_SHORT EXERCISE_. Show every line in the records below that contains the word "office".

--- DATASET CONTENT ---

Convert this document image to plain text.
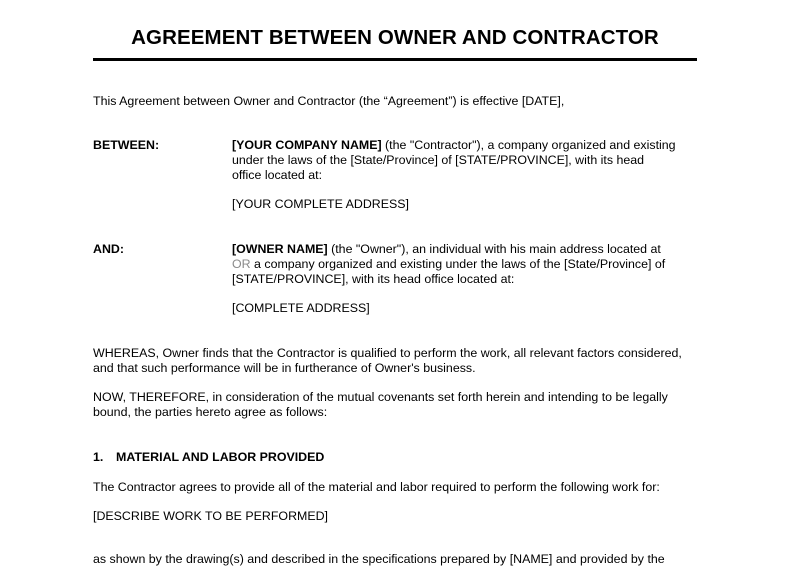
AGREEMENT BETWEEN OWNER AND CONTRACTOR
This Agreement between Owner and Contractor (the “Agreement”) is effective [DATE],
BETWEEN:	[YOUR COMPANY NAME] (the "Contractor"), a company organized and existing
under the laws of the [State/Province] of [STATE/PROVINCE], with its head
office located at:
[YOUR COMPLETE ADDRESS]
AND:	[OWNER NAME] (the "Owner"), an individual with his main address located at
OR a company organized and existing under the laws of the [State/Province] of
[STATE/PROVINCE], with its head office located at:
[COMPLETE ADDRESS]
WHEREAS, Owner finds that the Contractor is qualified to perform the work, all relevant factors considered,
and that such performance will be in furtherance of Owner's business.
NOW, THEREFORE, in consideration of the mutual covenants set forth herein and intending to be legally
bound, the parties hereto agree as follows:
1. MATERIAL AND LABOR PROVIDED
The Contractor agrees to provide all of the material and labor required to perform the following work for:
[DESCRIBE WORK TO BE PERFORMED]
as shown by the drawing(s) and described in the specifications prepared by [NAME] and provided by the
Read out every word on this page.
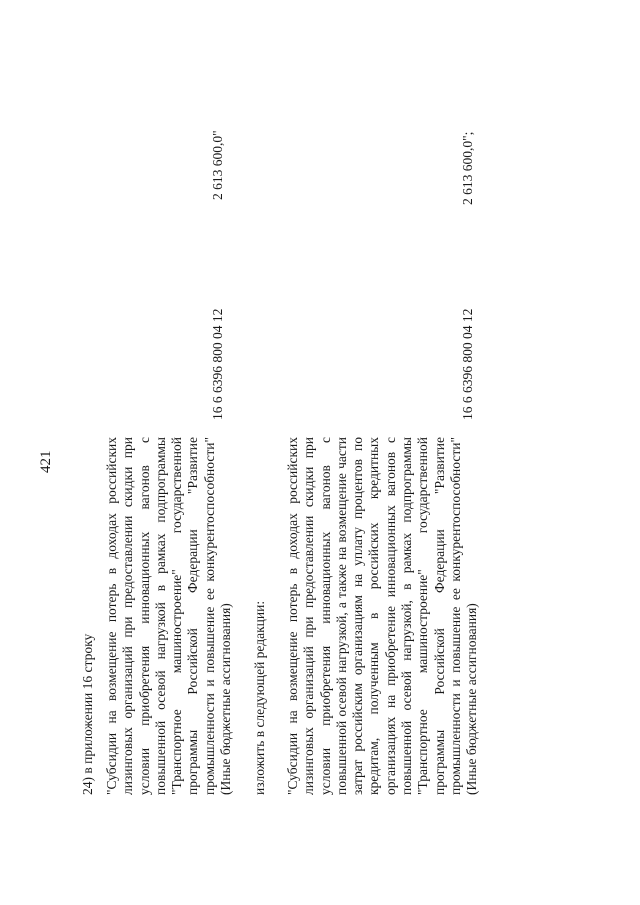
421
24) в приложении 16 строку "Субсидии на возмещение потерь в доходах российских лизинговых организаций при предоставлении скидки при условии приобретения инновационных вагонов с повышенной осевой нагрузкой в рамках подпрограммы "Транспортное машиностроение" государственной программы Российской Федерации "Развитие промышленности и повышение ее конкурентоспособности" (Иные бюджетные ассигнования)
16 6 6396 800 04 12
2 613 600,0"
изложить в следующей редакции: "Субсидии на возмещение потерь в доходах российских лизинговых организаций при предоставлении скидки при условии приобретения инновационных вагонов с повышенной осевой нагрузкой, а также на возмещение части затрат российским организациям на уплату процентов по кредитам, полученным в российских кредитных организациях на приобретение инновационных вагонов с повышенной осевой нагрузкой, в рамках подпрограммы "Транспортное машиностроение" государственной программы Российской Федерации "Развитие промышленности и повышение ее конкурентоспособности" (Иные бюджетные ассигнования)
16 6 6396 800 04 12
2 613 600,0";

---

_TASK OUTPUT_.
office located at:
[STATE/PROVINCE], with its head office located at:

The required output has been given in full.